● The exercise
Retype all the records with nothing changed.

● Figure contents as structured data
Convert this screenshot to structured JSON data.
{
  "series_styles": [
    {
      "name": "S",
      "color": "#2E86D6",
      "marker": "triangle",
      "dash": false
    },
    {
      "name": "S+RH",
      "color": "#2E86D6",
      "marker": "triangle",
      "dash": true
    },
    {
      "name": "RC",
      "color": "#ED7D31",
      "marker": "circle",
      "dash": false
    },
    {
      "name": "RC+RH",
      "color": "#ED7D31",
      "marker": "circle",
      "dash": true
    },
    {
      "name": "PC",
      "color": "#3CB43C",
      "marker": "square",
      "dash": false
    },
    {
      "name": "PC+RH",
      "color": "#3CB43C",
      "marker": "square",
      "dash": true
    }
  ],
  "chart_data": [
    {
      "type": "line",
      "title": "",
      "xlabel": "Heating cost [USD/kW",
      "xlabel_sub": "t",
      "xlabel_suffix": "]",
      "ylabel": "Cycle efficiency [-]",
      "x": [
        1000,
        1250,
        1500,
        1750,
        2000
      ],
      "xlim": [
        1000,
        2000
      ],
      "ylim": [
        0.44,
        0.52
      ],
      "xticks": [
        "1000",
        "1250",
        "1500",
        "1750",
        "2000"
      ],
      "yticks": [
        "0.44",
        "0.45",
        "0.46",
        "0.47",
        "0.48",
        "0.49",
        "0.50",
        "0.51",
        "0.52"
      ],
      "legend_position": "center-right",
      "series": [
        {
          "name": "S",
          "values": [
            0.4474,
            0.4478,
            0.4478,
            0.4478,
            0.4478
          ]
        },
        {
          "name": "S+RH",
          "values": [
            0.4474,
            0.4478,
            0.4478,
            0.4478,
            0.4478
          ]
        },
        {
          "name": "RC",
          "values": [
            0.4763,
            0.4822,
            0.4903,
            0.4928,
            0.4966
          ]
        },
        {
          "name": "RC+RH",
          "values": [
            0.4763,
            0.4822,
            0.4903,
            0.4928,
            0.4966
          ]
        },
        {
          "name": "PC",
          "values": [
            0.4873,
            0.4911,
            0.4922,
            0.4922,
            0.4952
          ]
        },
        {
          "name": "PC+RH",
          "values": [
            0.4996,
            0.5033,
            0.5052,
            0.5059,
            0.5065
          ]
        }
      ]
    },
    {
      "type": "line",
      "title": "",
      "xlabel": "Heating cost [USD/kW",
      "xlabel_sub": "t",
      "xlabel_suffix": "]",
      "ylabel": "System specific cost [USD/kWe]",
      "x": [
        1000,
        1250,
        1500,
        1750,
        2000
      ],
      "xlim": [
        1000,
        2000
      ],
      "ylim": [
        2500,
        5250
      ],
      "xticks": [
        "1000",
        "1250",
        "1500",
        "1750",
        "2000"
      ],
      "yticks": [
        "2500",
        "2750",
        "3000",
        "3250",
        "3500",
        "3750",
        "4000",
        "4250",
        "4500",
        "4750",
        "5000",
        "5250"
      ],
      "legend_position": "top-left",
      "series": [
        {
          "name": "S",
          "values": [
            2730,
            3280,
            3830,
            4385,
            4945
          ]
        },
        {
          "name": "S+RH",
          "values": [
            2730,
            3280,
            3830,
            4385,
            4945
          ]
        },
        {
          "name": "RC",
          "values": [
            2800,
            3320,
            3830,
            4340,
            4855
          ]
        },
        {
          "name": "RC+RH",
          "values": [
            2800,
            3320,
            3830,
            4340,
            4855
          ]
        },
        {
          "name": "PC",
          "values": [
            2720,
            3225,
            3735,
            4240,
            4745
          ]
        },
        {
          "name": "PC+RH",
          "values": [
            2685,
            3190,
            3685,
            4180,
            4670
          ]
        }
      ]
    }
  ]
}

● Output for this exercise
Convert this screenshot to structured JSON data.
{
  "series_styles": [
    {
      "name": "S",
      "color": "#2E86D6",
      "marker": "triangle",
      "dash": false
    },
    {
      "name": "S+RH",
      "color": "#2E86D6",
      "marker": "triangle",
      "dash": true
    },
    {
      "name": "RC",
      "color": "#ED7D31",
      "marker": "circle",
      "dash": false
    },
    {
      "name": "RC+RH",
      "color": "#ED7D31",
      "marker": "circle",
      "dash": true
    },
    {
      "name": "PC",
      "color": "#3CB43C",
      "marker": "square",
      "dash": false
    },
    {
      "name": "PC+RH",
      "color": "#3CB43C",
      "marker": "square",
      "dash": true
    }
  ],
  "chart_data": [
    {
      "type": "line",
      "title": "",
      "xlabel": "Heating cost [USD/kW",
      "xlabel_sub": "t",
      "xlabel_suffix": "]",
      "ylabel": "Cycle efficiency [-]",
      "x": [
        1000,
        1250,
        1500,
        1750,
        2000
      ],
      "xlim": [
        1000,
        2000
      ],
      "ylim": [
        0.44,
        0.52
      ],
      "xticks": [
        "1000",
        "1250",
        "1500",
        "1750",
        "2000"
      ],
      "yticks": [
        "0.44",
        "0.45",
        "0.46",
        "0.47",
        "0.48",
        "0.49",
        "0.50",
        "0.51",
        "0.52"
      ],
      "legend_position": "center-right",
      "series": [
        {
          "name": "S",
          "values": [
            0.4474,
            0.4478,
            0.4478,
            0.4478,
            0.4478
          ]
        },
        {
          "name": "S+RH",
          "values": [
            0.4474,
            0.4478,
            0.4478,
            0.4478,
            0.4478
          ]
        },
        {
          "name": "RC",
          "values": [
            0.4763,
            0.4822,
            0.4903,
            0.4928,
            0.4966
          ]
        },
        {
          "name": "RC+RH",
          "values": [
            0.4763,
            0.4822,
            0.4903,
            0.4928,
            0.4966
          ]
        },
        {
          "name": "PC",
          "values": [
            0.4873,
            0.4911,
            0.4922,
            0.4922,
            0.4952
          ]
        },
        {
          "name": "PC+RH",
          "values": [
            0.4996,
            0.5033,
            0.5052,
            0.5059,
            0.5065
          ]
        }
      ]
    },
    {
      "type": "line",
      "title": "",
      "xlabel": "Heating cost [USD/kW",
      "xlabel_sub": "t",
      "xlabel_suffix": "]",
      "ylabel": "System specific cost [USD/kWe]",
      "x": [
        1000,
        1250,
        1500,
        1750,
        2000
      ],
      "xlim": [
        1000,
        2000
      ],
      "ylim": [
        2500,
        5250
      ],
      "xticks": [
        "1000",
        "1250",
        "1500",
        "1750",
        "2000"
      ],
      "yticks": [
        "2500",
        "2750",
        "3000",
        "3250",
        "3500",
        "3750",
        "4000",
        "4250",
        "4500",
        "4750",
        "5000",
        "5250"
      ],
      "legend_position": "top-left",
      "series": [
        {
          "name": "S",
          "values": [
            2730,
            3280,
            3830,
            4385,
            4945
          ]
        },
        {
          "name": "S+RH",
          "values": [
            2730,
            3280,
            3830,
            4385,
            4945
          ]
        },
        {
          "name": "RC",
          "values": [
            2800,
            3320,
            3830,
            4340,
            4855
          ]
        },
        {
          "name": "RC+RH",
          "values": [
            2800,
            3320,
            3830,
            4340,
            4855
          ]
        },
        {
          "name": "PC",
          "values": [
            2720,
            3225,
            3735,
            4240,
            4745
          ]
        },
        {
          "name": "PC+RH",
          "values": [
            2685,
            3190,
            3685,
            4180,
            4670
          ]
        }
      ]
    }
  ]
}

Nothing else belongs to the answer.